*EXERCISE*
Extract each line holding the word "title" from the entries.

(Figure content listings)
• • • • • • •
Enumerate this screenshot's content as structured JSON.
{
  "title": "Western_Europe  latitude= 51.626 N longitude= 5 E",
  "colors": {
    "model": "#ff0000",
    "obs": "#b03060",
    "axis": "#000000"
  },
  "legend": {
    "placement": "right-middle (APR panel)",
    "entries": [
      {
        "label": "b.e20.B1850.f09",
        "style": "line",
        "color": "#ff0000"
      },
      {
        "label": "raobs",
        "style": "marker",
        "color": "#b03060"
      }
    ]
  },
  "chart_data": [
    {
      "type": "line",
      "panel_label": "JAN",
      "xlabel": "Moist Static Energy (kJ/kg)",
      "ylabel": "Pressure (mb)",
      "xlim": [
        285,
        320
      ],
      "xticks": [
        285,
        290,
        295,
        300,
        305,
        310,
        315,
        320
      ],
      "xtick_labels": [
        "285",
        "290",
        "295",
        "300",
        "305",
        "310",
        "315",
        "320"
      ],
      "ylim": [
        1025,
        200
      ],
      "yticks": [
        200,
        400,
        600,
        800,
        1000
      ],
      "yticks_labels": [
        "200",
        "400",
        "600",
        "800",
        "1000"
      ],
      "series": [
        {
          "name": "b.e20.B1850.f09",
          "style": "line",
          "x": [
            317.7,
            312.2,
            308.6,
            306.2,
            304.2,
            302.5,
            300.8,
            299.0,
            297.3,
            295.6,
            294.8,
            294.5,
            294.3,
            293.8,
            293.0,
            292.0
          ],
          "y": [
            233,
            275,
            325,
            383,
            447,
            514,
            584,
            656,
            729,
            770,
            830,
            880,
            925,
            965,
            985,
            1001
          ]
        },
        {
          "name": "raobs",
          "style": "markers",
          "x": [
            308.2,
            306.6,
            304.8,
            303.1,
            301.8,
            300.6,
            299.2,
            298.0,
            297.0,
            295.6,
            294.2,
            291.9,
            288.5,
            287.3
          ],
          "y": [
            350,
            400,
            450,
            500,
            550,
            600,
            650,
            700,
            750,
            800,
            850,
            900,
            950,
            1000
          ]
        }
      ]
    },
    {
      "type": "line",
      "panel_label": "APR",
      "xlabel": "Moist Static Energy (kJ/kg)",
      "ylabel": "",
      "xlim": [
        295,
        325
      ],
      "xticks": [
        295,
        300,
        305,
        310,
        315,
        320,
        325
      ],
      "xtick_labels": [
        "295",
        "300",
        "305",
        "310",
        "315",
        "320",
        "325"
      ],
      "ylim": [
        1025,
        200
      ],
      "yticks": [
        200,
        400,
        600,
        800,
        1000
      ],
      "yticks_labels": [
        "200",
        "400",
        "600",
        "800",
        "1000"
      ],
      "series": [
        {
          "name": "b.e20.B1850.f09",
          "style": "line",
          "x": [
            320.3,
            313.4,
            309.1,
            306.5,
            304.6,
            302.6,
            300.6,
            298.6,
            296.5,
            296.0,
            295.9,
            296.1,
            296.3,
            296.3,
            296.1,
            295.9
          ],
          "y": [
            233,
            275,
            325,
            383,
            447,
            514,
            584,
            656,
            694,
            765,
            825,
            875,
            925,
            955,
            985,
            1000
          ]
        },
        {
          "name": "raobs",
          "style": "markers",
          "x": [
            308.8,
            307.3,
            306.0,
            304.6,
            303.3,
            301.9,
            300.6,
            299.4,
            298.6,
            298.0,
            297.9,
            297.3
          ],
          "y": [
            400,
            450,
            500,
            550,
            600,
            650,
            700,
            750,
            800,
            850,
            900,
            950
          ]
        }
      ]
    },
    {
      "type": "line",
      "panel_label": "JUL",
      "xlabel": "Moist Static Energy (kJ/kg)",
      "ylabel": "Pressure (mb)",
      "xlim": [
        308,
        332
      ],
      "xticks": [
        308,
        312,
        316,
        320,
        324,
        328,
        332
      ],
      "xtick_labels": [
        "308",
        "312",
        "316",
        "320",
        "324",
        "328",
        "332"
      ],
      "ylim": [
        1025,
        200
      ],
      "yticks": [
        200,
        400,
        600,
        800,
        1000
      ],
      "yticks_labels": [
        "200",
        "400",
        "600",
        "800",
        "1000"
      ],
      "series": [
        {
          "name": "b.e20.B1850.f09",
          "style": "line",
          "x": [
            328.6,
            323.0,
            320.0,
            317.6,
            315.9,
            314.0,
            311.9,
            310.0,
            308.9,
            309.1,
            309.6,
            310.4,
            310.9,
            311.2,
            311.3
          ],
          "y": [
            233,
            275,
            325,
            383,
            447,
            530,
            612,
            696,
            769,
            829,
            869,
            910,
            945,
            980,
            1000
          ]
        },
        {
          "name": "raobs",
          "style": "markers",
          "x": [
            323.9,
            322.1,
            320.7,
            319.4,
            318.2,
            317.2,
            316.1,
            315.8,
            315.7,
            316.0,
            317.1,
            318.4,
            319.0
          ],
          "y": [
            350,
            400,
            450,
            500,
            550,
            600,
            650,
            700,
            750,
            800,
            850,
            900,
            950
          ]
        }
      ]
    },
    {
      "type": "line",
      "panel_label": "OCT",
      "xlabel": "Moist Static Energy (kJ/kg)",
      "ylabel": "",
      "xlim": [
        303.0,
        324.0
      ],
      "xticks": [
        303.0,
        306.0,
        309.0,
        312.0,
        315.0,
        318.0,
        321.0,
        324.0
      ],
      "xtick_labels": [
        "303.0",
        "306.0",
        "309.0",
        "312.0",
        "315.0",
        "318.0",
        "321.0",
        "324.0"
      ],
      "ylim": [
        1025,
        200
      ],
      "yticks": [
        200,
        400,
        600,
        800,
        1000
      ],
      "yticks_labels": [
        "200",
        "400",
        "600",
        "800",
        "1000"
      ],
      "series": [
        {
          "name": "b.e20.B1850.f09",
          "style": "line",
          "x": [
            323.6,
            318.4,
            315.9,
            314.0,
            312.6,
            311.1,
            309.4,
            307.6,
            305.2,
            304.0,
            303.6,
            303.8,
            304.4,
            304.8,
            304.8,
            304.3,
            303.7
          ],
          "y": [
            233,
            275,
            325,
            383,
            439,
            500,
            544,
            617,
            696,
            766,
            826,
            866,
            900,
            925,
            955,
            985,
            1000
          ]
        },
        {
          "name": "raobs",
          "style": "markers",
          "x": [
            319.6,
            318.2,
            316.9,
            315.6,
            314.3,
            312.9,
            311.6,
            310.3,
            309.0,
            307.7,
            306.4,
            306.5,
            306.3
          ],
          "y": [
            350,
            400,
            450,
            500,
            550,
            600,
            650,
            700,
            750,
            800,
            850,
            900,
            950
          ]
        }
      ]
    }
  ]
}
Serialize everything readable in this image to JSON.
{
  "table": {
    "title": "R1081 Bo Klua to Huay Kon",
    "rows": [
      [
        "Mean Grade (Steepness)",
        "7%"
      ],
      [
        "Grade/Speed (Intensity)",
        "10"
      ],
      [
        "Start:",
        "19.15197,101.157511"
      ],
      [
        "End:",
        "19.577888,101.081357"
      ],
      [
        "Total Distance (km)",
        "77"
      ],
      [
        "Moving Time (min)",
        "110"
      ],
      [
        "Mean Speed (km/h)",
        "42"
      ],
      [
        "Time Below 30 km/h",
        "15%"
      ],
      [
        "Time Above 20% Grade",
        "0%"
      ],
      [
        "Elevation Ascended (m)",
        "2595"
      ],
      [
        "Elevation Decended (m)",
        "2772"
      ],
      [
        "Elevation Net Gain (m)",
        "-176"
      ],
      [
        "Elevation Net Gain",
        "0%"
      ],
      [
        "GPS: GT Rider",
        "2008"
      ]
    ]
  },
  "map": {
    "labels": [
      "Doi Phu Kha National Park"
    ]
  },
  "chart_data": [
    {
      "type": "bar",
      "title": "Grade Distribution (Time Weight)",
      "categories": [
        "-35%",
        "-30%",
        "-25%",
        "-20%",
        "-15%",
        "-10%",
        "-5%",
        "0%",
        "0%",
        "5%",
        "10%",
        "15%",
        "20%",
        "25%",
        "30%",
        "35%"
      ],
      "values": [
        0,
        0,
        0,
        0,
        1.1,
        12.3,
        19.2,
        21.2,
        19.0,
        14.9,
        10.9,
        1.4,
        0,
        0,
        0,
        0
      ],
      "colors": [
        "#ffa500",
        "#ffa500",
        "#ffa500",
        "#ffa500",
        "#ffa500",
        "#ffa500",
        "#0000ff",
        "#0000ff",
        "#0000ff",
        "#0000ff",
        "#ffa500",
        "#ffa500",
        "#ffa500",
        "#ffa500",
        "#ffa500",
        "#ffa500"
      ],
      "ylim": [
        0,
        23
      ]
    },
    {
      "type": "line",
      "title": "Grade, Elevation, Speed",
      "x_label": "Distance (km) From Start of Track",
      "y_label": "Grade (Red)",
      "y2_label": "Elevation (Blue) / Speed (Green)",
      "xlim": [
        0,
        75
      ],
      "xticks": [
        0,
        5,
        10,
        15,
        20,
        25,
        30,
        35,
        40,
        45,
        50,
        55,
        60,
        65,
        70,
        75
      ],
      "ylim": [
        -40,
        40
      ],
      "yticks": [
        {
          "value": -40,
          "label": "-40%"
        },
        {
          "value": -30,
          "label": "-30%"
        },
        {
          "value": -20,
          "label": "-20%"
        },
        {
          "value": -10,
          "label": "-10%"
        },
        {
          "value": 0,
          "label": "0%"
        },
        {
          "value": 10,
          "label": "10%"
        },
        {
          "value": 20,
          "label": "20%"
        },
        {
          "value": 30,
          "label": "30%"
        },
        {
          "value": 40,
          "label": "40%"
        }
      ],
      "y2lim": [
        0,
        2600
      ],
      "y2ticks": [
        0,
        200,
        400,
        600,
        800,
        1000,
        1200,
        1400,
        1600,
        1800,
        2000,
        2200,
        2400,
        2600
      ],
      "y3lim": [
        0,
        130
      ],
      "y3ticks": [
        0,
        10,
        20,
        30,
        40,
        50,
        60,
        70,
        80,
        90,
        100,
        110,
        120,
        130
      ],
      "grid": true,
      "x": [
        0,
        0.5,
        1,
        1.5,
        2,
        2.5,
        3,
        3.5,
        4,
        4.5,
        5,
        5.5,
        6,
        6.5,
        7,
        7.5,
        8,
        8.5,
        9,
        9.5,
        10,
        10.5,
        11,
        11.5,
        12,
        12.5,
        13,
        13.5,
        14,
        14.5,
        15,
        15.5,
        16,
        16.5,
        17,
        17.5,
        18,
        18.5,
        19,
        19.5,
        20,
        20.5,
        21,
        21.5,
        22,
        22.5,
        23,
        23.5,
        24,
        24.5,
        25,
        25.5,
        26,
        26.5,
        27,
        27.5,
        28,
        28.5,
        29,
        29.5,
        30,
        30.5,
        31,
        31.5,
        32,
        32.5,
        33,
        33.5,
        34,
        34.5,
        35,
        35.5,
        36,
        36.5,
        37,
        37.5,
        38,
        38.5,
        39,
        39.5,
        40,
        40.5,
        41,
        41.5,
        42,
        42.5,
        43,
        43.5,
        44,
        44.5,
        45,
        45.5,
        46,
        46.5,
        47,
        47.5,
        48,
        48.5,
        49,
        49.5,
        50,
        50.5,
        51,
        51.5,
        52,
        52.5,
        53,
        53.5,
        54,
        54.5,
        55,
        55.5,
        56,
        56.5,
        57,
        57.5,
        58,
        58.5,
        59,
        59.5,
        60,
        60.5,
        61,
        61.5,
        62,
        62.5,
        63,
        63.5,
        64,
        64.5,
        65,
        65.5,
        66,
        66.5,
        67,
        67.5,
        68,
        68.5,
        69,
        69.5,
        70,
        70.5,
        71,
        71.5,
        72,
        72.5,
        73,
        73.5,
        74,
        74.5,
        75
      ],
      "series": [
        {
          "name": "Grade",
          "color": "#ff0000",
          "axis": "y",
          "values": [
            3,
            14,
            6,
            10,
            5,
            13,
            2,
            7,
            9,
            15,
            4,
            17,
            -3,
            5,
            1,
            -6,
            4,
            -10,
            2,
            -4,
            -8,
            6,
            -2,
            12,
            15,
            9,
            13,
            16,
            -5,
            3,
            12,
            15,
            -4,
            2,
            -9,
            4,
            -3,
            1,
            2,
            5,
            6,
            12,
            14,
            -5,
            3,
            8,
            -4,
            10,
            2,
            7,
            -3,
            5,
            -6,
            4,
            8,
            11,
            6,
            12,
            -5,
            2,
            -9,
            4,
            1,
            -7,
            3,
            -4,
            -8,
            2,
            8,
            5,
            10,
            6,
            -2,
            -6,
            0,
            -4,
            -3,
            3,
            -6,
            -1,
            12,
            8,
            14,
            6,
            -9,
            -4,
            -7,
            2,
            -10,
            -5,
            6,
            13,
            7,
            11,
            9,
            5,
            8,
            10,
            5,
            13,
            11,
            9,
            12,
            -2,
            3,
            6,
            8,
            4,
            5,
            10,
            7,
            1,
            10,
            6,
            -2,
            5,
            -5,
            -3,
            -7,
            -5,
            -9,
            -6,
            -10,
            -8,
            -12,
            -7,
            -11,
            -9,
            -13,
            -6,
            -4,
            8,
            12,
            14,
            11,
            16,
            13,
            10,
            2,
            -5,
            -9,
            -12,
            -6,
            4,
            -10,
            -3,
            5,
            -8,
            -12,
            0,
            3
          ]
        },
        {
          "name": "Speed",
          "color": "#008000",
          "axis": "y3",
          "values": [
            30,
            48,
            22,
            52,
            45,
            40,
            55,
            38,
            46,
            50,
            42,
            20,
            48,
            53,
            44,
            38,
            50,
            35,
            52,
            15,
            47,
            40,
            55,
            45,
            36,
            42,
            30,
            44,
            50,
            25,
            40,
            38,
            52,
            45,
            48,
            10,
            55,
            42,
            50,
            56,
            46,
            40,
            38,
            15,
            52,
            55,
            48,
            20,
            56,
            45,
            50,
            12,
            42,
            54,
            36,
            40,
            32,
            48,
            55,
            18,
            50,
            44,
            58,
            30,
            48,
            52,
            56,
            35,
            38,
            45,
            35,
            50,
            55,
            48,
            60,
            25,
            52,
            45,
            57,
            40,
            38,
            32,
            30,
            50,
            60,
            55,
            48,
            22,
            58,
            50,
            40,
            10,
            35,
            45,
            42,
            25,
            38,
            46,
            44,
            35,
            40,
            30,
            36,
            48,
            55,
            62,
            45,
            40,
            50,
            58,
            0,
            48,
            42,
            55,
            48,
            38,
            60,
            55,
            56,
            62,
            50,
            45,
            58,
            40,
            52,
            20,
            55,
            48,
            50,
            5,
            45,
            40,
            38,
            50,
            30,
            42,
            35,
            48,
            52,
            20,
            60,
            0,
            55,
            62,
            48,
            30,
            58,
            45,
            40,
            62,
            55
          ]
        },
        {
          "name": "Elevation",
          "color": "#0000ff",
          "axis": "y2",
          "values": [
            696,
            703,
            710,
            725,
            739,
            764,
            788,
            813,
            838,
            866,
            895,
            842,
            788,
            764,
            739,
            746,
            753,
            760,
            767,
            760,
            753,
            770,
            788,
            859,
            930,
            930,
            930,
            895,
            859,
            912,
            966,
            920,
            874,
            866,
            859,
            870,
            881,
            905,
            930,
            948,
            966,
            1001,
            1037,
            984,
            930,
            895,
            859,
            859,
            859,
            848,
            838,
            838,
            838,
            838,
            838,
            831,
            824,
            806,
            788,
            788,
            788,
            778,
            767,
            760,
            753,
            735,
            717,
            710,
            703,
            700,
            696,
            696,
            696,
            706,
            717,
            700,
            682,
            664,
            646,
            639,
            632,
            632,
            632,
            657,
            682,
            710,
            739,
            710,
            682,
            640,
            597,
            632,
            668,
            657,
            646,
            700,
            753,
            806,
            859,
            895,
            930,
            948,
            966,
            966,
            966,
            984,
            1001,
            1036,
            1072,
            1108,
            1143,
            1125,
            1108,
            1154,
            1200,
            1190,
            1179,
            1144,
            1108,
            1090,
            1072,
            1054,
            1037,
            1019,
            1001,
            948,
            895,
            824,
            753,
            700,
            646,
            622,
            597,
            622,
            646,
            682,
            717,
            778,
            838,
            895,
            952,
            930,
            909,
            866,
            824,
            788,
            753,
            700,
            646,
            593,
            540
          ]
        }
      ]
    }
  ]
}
• • • • • • •
*WORKED SOLUTION*
  "title": "Western_Europe  latitude= 51.626 N longitude= 5 E",
    "title": "R1081 Bo Klua to Huay Kon",
      "title": "Grade Distribution (Time Weight)",
      "title": "Grade, Elevation, Speed",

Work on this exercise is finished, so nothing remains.